What you should do.
Below are records to transcribe exactly, without their pictures.

Provided data.
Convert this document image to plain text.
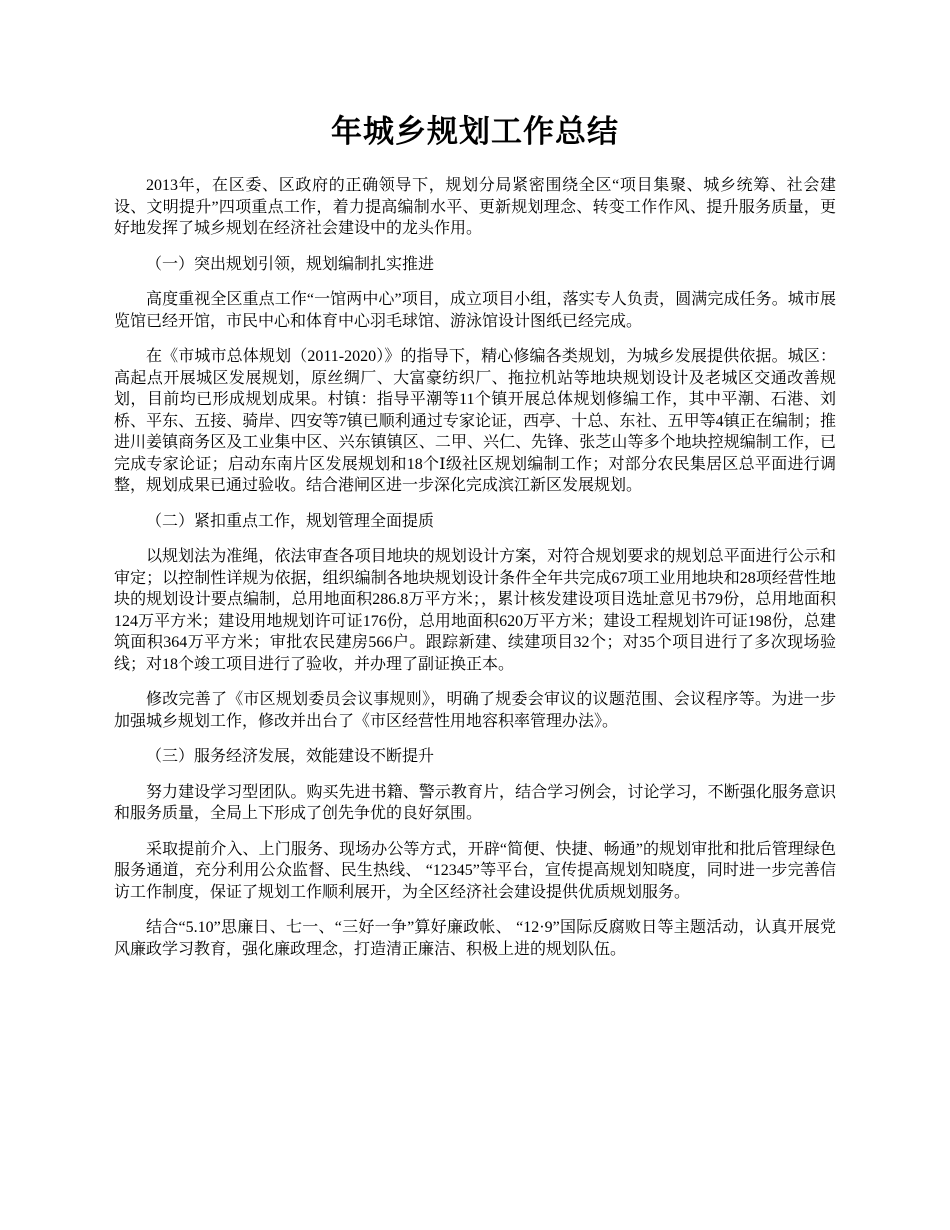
年城乡规划工作总结

2013年，在区委、区政府的正确领导下，规划分局紧密围绕全区“项目集聚、城乡统筹、社会建设、文明提升”四项重点工作，着力提高编制水平、更新规划理念、转变工作作风、提升服务质量，更好地发挥了城乡规划在经济社会建设中的龙头作用。

（一）突出规划引领，规划编制扎实推进

高度重视全区重点工作“一馆两中心”项目，成立项目小组，落实专人负责，圆满完成任务。城市展览馆已经开馆，市民中心和体育中心羽毛球馆、游泳馆设计图纸已经完成。

在《市城市总体规划（2011-2020）》的指导下，精心修编各类规划，为城乡发展提供依据。城区：高起点开展城区发展规划，原丝绸厂、大富豪纺织厂、拖拉机站等地块规划设计及老城区交通改善规划，目前均已形成规划成果。村镇：指导平潮等11个镇开展总体规划修编工作，其中平潮、石港、刘桥、平东、五接、骑岸、四安等7镇已顺利通过专家论证，西亭、十总、东社、五甲等4镇正在编制；推进川姜镇商务区及工业集中区、兴东镇镇区、二甲、兴仁、先锋、张芝山等多个地块控规编制工作，已完成专家论证；启动东南片区发展规划和18个Ⅰ级社区规划编制工作；对部分农民集居区总平面进行调整，规划成果已通过验收。结合港闸区进一步深化完成滨江新区发展规划。

（二）紧扣重点工作，规划管理全面提质

以规划法为准绳，依法审查各项目地块的规划设计方案，对符合规划要求的规划总平面进行公示和审定；以控制性详规为依据，组织编制各地块规划设计条件全年共完成67项工业用地块和28项经营性地块的规划设计要点编制，总用地面积286.8万平方米；，累计核发建设项目选址意见书79份，总用地面积124万平方米；建设用地规划许可证176份，总用地面积620万平方米；建设工程规划许可证198份，总建筑面积364万平方米；审批农民建房566户。跟踪新建、续建项目32个；对35个项目进行了多次现场验线；对18个竣工项目进行了验收，并办理了副证换正本。

修改完善了《市区规划委员会议事规则》，明确了规委会审议的议题范围、会议程序等。为进一步加强城乡规划工作，修改并出台了《市区经营性用地容积率管理办法》。

（三）服务经济发展，效能建设不断提升

努力建设学习型团队。购买先进书籍、警示教育片，结合学习例会，讨论学习，不断强化服务意识和服务质量，全局上下形成了创先争优的良好氛围。

采取提前介入、上门服务、现场办公等方式，开辟“简便、快捷、畅通”的规划审批和批后管理绿色服务通道，充分利用公众监督、民生热线、 “12345”等平台，宣传提高规划知晓度，同时进一步完善信访工作制度，保证了规划工作顺利展开，为全区经济社会建设提供优质规划服务。

结合“5.10”思廉日、七一、“三好一争”算好廉政帐、 “12·9”国际反腐败日等主题活动，认真开展党风廉政学习教育，强化廉政理念，打造清正廉洁、积极上进的规划队伍。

Finished answer.
Convert this document image to plain text.
年城乡规划工作总结

2013年，在区委、区政府的正确领导下，规划分局紧密围绕全区“项目集聚、城乡统筹、社会建设、文明提升”四项重点工作，着力提高编制水平、更新规划理念、转变工作作风、提升服务质量，更好地发挥了城乡规划在经济社会建设中的龙头作用。

（一）突出规划引领，规划编制扎实推进

高度重视全区重点工作“一馆两中心”项目，成立项目小组，落实专人负责，圆满完成任务。城市展览馆已经开馆，市民中心和体育中心羽毛球馆、游泳馆设计图纸已经完成。

在《市城市总体规划（2011-2020）》的指导下，精心修编各类规划，为城乡发展提供依据。城区：高起点开展城区发展规划，原丝绸厂、大富豪纺织厂、拖拉机站等地块规划设计及老城区交通改善规划，目前均已形成规划成果。村镇：指导平潮等11个镇开展总体规划修编工作，其中平潮、石港、刘桥、平东、五接、骑岸、四安等7镇已顺利通过专家论证，西亭、十总、东社、五甲等4镇正在编制；推进川姜镇商务区及工业集中区、兴东镇镇区、二甲、兴仁、先锋、张芝山等多个地块控规编制工作，已完成专家论证；启动东南片区发展规划和18个Ⅰ级社区规划编制工作；对部分农民集居区总平面进行调整，规划成果已通过验收。结合港闸区进一步深化完成滨江新区发展规划。

（二）紧扣重点工作，规划管理全面提质

以规划法为准绳，依法审查各项目地块的规划设计方案，对符合规划要求的规划总平面进行公示和审定；以控制性详规为依据，组织编制各地块规划设计条件全年共完成67项工业用地块和28项经营性地块的规划设计要点编制，总用地面积286.8万平方米；，累计核发建设项目选址意见书79份，总用地面积124万平方米；建设用地规划许可证176份，总用地面积620万平方米；建设工程规划许可证198份，总建筑面积364万平方米；审批农民建房566户。跟踪新建、续建项目32个；对35个项目进行了多次现场验线；对18个竣工项目进行了验收，并办理了副证换正本。

修改完善了《市区规划委员会议事规则》，明确了规委会审议的议题范围、会议程序等。为进一步加强城乡规划工作，修改并出台了《市区经营性用地容积率管理办法》。

（三）服务经济发展，效能建设不断提升

努力建设学习型团队。购买先进书籍、警示教育片，结合学习例会，讨论学习，不断强化服务意识和服务质量，全局上下形成了创先争优的良好氛围。

采取提前介入、上门服务、现场办公等方式，开辟“简便、快捷、畅通”的规划审批和批后管理绿色服务通道，充分利用公众监督、民生热线、 “12345”等平台，宣传提高规划知晓度，同时进一步完善信访工作制度，保证了规划工作顺利展开，为全区经济社会建设提供优质规划服务。

结合“5.10”思廉日、七一、“三好一争”算好廉政帐、 “12·9”国际反腐败日等主题活动，认真开展党风廉政学习教育，强化廉政理念，打造清正廉洁、积极上进的规划队伍。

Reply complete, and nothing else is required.